* WORKING DATA
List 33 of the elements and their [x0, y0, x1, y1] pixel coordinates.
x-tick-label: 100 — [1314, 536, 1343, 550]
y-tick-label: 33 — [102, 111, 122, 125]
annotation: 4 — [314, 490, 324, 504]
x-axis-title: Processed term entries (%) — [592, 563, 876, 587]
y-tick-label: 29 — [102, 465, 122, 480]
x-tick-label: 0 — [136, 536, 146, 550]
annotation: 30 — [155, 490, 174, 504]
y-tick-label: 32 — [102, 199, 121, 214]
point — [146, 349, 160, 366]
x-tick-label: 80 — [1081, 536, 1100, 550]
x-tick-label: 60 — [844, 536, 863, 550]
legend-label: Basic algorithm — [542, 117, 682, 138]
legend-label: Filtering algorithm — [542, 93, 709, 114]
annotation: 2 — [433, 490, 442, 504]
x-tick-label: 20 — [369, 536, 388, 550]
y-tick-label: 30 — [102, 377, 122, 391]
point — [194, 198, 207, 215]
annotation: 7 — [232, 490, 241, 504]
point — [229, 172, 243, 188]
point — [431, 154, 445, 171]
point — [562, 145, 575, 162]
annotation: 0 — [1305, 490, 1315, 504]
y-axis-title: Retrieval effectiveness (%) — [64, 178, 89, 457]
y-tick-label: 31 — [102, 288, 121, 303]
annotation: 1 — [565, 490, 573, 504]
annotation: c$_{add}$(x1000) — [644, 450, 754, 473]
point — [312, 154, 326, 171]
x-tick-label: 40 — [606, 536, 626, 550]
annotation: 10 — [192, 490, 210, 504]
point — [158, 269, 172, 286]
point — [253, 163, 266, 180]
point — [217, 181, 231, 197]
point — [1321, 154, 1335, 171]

...

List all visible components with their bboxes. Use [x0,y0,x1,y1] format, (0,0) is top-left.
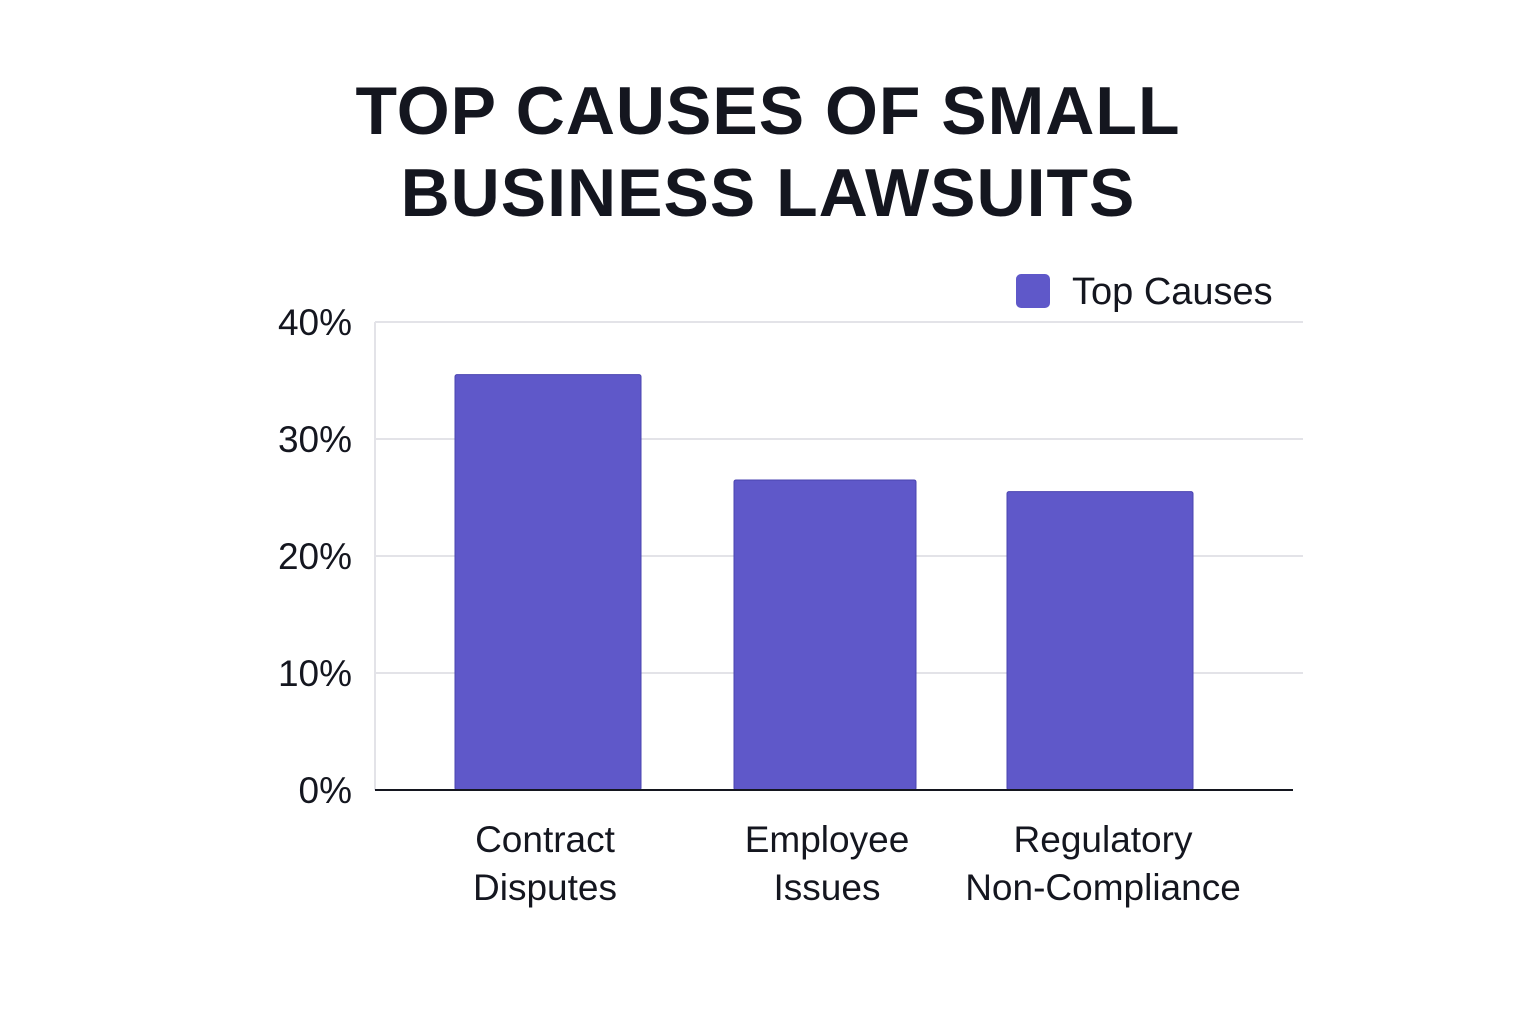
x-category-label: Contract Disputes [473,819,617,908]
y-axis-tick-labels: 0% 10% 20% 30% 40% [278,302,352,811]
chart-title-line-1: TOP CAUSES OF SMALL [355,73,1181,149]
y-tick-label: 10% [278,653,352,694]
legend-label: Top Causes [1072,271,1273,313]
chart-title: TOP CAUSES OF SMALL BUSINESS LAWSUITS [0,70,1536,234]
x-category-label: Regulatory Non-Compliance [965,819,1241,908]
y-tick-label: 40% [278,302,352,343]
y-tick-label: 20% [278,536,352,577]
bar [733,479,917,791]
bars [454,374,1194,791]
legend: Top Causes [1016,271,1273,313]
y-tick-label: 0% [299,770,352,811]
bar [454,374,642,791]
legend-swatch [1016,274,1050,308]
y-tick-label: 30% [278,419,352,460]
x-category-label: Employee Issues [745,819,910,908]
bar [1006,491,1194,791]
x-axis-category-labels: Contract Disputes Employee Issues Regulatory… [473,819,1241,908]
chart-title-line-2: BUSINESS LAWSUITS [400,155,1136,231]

* PROBLEM TO SOLVE
Convert the items between the line holding "List all visible" and the line holding "chart-title-line-2: BUSINESS LAWSUITS", inclusive, into a JSON list of strings with one string per line. Leave the pictures out of your answer.

* REPLY TO THE TASK
[
  "List all visible components with their bboxes. Use [x0,y0,x1,y1] format, (0,0) is top-left.",
  "x-category-label: Contract Disputes [473,819,617,908]",
  "y-axis-tick-labels: 0% 10% 20% 30% 40% [278,302,352,811]",
  "chart-title-line-1: TOP CAUSES OF SMALL [355,73,1181,149]",
  "y-tick-label: 10% [278,653,352,694]",
  "legend-label: Top Causes [1072,271,1273,313]",
  "chart-title: TOP CAUSES OF SMALL BUSINESS LAWSUITS [0,70,1536,234]",
  "x-category-label: Regulatory Non-Compliance [965,819,1241,908]",
  "y-tick-label: 40% [278,302,352,343]",
  "y-tick-label: 20% [278,536,352,577]",
  "bar [733,479,917,791]",
  "bars [454,374,1194,791]",
  "legend: Top Causes [1016,271,1273,313]",
  "y-tick-label: 0% [299,770,352,811]",
  "bar [454,374,642,791]",
  "legend-swatch [1016,274,1050,308]",
  "y-tick-label: 30% [278,419,352,460]",
  "x-category-label: Employee Issues [745,819,910,908]",
  "bar [1006,491,1194,791]",
  "x-axis-category-labels: Contract Disputes Employee Issues Regulatory… [473,819,1241,908]",
  "chart-title-line-2: BUSINESS LAWSUITS [400,155,1136,231]"
]